TASK TO COMPLETE:
Show every line that has the string "Multiple" in it.

--------------------------------------------------

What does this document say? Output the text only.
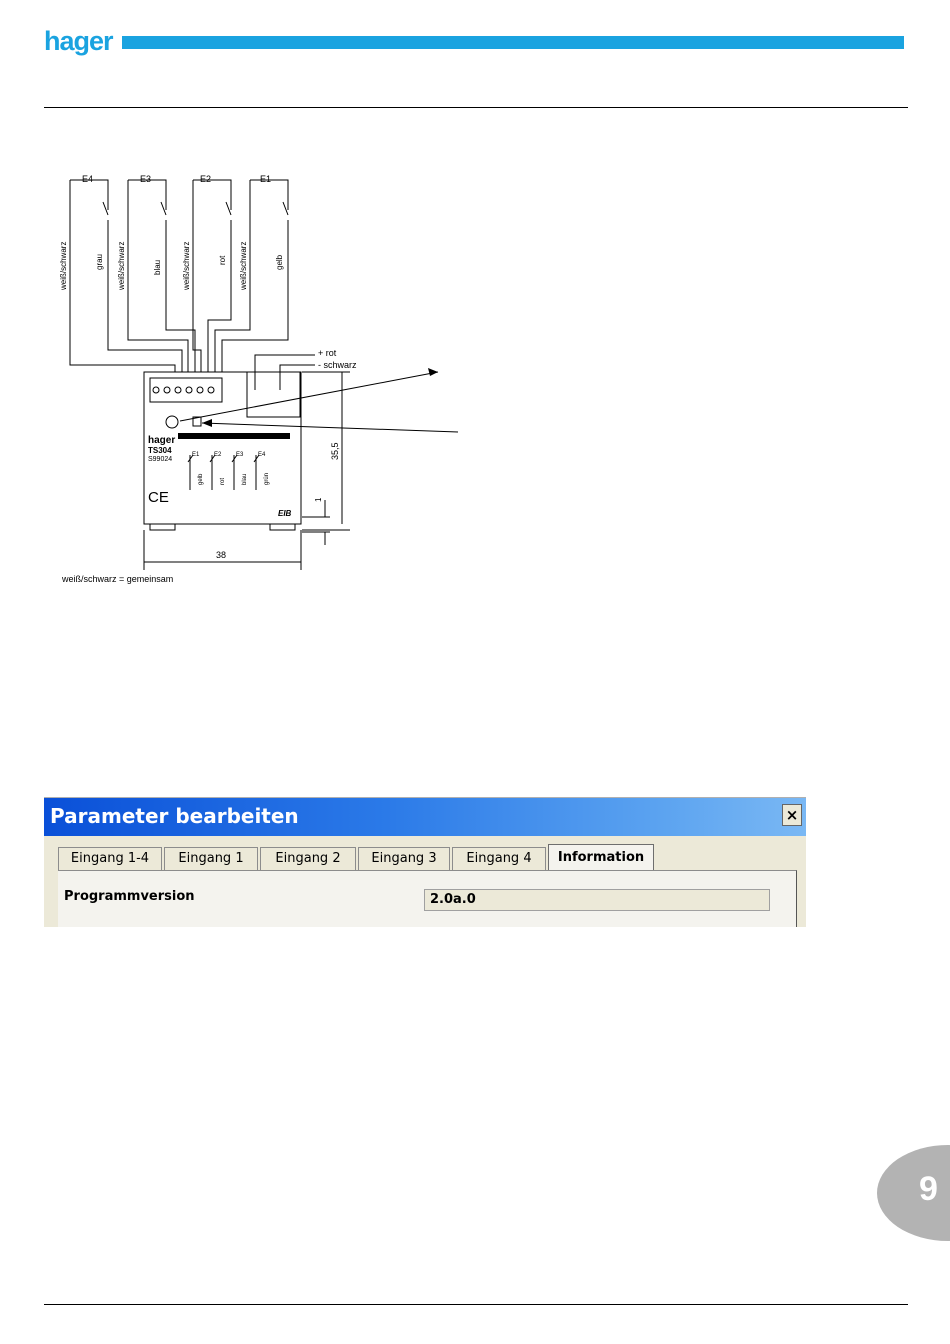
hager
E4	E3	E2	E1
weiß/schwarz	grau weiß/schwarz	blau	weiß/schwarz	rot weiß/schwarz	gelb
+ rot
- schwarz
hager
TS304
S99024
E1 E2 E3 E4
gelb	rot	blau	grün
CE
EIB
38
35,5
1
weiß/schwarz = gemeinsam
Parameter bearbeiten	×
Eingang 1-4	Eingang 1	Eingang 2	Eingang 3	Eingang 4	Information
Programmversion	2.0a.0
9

--------------------------------------------------

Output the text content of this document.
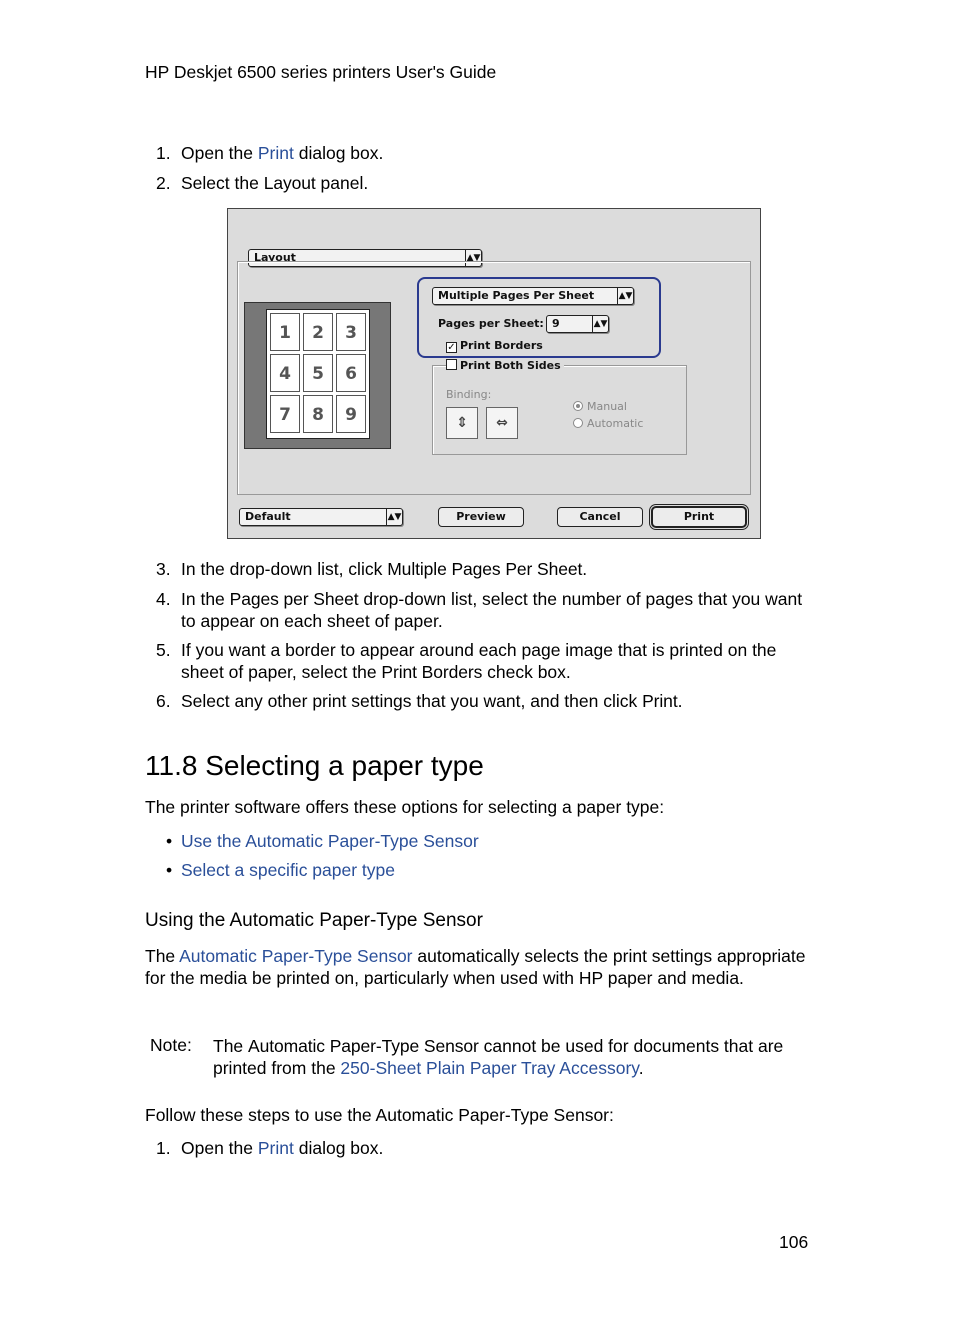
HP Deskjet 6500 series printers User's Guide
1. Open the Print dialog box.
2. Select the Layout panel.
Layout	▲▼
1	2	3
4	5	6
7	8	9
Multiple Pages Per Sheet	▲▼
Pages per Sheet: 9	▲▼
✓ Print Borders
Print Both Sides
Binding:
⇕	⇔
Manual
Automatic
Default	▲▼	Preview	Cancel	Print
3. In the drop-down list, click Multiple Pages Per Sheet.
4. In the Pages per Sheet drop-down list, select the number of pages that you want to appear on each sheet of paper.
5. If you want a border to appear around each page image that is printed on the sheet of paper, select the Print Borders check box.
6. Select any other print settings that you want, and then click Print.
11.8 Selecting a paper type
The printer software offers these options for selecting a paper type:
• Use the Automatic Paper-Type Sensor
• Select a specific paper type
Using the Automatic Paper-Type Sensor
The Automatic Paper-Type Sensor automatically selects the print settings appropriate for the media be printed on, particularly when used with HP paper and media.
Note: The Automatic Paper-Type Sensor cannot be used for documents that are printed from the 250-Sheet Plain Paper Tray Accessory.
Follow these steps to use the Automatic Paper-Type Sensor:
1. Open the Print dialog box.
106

--------------------------------------------------

OUTPUT BELOW:
Multiple Pages Per Sheet	▲▼
3. In the drop-down list, click Multiple Pages Per Sheet.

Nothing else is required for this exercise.